* Do this: Write out all the material exactly. Leave nothing out.

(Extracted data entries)
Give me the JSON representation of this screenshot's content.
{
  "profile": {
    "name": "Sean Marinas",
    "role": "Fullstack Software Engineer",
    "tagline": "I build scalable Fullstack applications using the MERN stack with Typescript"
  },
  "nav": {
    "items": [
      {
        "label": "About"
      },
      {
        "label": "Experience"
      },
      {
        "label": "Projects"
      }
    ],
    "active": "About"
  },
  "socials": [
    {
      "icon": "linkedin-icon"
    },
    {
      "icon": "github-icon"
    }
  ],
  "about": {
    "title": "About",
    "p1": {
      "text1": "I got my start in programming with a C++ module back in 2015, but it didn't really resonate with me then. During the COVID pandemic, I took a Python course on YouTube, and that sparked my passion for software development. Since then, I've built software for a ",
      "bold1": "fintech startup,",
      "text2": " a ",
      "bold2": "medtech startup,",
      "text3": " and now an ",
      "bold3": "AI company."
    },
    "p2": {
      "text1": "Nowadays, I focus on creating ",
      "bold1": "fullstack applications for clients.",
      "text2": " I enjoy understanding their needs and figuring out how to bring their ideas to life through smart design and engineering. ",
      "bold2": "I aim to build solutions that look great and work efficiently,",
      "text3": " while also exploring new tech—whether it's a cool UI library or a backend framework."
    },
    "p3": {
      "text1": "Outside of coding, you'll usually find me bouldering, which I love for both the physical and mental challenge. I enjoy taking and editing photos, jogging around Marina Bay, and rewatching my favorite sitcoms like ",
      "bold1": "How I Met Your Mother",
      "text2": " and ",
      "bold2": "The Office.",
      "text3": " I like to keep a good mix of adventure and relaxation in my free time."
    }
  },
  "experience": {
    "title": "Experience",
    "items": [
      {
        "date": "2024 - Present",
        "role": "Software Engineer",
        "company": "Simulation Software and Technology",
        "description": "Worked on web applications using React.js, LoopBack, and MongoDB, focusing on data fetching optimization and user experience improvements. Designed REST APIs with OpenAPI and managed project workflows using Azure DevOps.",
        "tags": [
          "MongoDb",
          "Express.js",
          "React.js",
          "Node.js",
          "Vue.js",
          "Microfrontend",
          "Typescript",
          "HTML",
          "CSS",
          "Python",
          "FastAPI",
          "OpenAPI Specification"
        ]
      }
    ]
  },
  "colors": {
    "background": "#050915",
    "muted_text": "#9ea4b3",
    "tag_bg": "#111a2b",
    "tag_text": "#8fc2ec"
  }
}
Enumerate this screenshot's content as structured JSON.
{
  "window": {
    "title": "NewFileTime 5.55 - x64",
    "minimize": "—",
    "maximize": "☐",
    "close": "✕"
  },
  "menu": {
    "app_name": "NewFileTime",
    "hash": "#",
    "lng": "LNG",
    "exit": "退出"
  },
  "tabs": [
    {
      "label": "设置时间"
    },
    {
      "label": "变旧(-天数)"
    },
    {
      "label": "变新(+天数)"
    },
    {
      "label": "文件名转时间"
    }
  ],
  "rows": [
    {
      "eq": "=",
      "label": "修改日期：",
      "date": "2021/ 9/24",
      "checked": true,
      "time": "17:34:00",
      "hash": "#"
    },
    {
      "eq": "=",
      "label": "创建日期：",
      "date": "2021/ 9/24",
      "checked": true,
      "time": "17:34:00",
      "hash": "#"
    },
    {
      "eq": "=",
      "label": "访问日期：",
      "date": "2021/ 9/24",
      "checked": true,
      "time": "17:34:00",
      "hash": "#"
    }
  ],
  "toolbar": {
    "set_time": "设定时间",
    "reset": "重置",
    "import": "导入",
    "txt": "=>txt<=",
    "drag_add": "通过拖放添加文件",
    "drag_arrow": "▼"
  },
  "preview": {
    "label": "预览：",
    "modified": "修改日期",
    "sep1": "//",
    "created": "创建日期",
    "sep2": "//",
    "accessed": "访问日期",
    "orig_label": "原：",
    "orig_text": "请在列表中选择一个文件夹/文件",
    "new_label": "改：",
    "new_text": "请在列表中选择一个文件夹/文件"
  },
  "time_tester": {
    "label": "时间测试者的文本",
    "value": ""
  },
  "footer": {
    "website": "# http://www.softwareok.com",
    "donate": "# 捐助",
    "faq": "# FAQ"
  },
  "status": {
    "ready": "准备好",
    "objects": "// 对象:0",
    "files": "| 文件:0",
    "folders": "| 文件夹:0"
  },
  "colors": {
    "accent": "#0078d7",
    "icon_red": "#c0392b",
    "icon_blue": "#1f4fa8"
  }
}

* Answer to this problem:
Give me the JSON representation of this screenshot's content.
{
  "profile": {
    "name": "Sean Marinas",
    "role": "Fullstack Software Engineer",
    "tagline": "I build scalable Fullstack applications using the MERN stack with Typescript"
  },
  "nav": {
    "items": [
      {
        "label": "About"
      },
      {
        "label": "Experience"
      },
      {
        "label": "Projects"
      }
    ],
    "active": "About"
  },
  "socials": [
    {
      "icon": "linkedin-icon"
    },
    {
      "icon": "github-icon"
    }
  ],
  "about": {
    "title": "About",
    "p1": {
      "text1": "I got my start in programming with a C++ module back in 2015, but it didn't really resonate with me then. During the COVID pandemic, I took a Python course on YouTube, and that sparked my passion for software development. Since then, I've built software for a ",
      "bold1": "fintech startup,",
      "text2": " a ",
      "bold2": "medtech startup,",
      "text3": " and now an ",
      "bold3": "AI company."
    },
    "p2": {
      "text1": "Nowadays, I focus on creating ",
      "bold1": "fullstack applications for clients.",
      "text2": " I enjoy understanding their needs and figuring out how to bring their ideas to life through smart design and engineering. ",
      "bold2": "I aim to build solutions that look great and work efficiently,",
      "text3": " while also exploring new tech—whether it's a cool UI library or a backend framework."
    },
    "p3": {
      "text1": "Outside of coding, you'll usually find me bouldering, which I love for both the physical and mental challenge. I enjoy taking and editing photos, jogging around Marina Bay, and rewatching my favorite sitcoms like ",
      "bold1": "How I Met Your Mother",
      "text2": " and ",
      "bold2": "The Office.",
      "text3": " I like to keep a good mix of adventure and relaxation in my free time."
    }
  },
  "experience": {
    "title": "Experience",
    "items": [
      {
        "date": "2024 - Present",
        "role": "Software Engineer",
        "company": "Simulation Software and Technology",
        "description": "Worked on web applications using React.js, LoopBack, and MongoDB, focusing on data fetching optimization and user experience improvements. Designed REST APIs with OpenAPI and managed project workflows using Azure DevOps.",
        "tags": [
          "MongoDb",
          "Express.js",
          "React.js",
          "Node.js",
          "Vue.js",
          "Microfrontend",
          "Typescript",
          "HTML",
          "CSS",
          "Python",
          "FastAPI",
          "OpenAPI Specification"
        ]
      }
    ]
  },
  "colors": {
    "background": "#050915",
    "muted_text": "#9ea4b3",
    "tag_bg": "#111a2b",
    "tag_text": "#8fc2ec"
  }
}
Enumerate this screenshot's content as structured JSON.
{
  "window": {
    "title": "NewFileTime 5.55 - x64",
    "minimize": "—",
    "maximize": "☐",
    "close": "✕"
  },
  "menu": {
    "app_name": "NewFileTime",
    "hash": "#",
    "lng": "LNG",
    "exit": "退出"
  },
  "tabs": [
    {
      "label": "设置时间"
    },
    {
      "label": "变旧(-天数)"
    },
    {
      "label": "变新(+天数)"
    },
    {
      "label": "文件名转时间"
    }
  ],
  "rows": [
    {
      "eq": "=",
      "label": "修改日期：",
      "date": "2021/ 9/24",
      "checked": true,
      "time": "17:34:00",
      "hash": "#"
    },
    {
      "eq": "=",
      "label": "创建日期：",
      "date": "2021/ 9/24",
      "checked": true,
      "time": "17:34:00",
      "hash": "#"
    },
    {
      "eq": "=",
      "label": "访问日期：",
      "date": "2021/ 9/24",
      "checked": true,
      "time": "17:34:00",
      "hash": "#"
    }
  ],
  "toolbar": {
    "set_time": "设定时间",
    "reset": "重置",
    "import": "导入",
    "txt": "=>txt<=",
    "drag_add": "通过拖放添加文件",
    "drag_arrow": "▼"
  },
  "preview": {
    "label": "预览：",
    "modified": "修改日期",
    "sep1": "//",
    "created": "创建日期",
    "sep2": "//",
    "accessed": "访问日期",
    "orig_label": "原：",
    "orig_text": "请在列表中选择一个文件夹/文件",
    "new_label": "改：",
    "new_text": "请在列表中选择一个文件夹/文件"
  },
  "time_tester": {
    "label": "时间测试者的文本",
    "value": ""
  },
  "footer": {
    "website": "# http://www.softwareok.com",
    "donate": "# 捐助",
    "faq": "# FAQ"
  },
  "status": {
    "ready": "准备好",
    "objects": "// 对象:0",
    "files": "| 文件:0",
    "folders": "| 文件夹:0"
  },
  "colors": {
    "accent": "#0078d7",
    "icon_red": "#c0392b",
    "icon_blue": "#1f4fa8"
  }
}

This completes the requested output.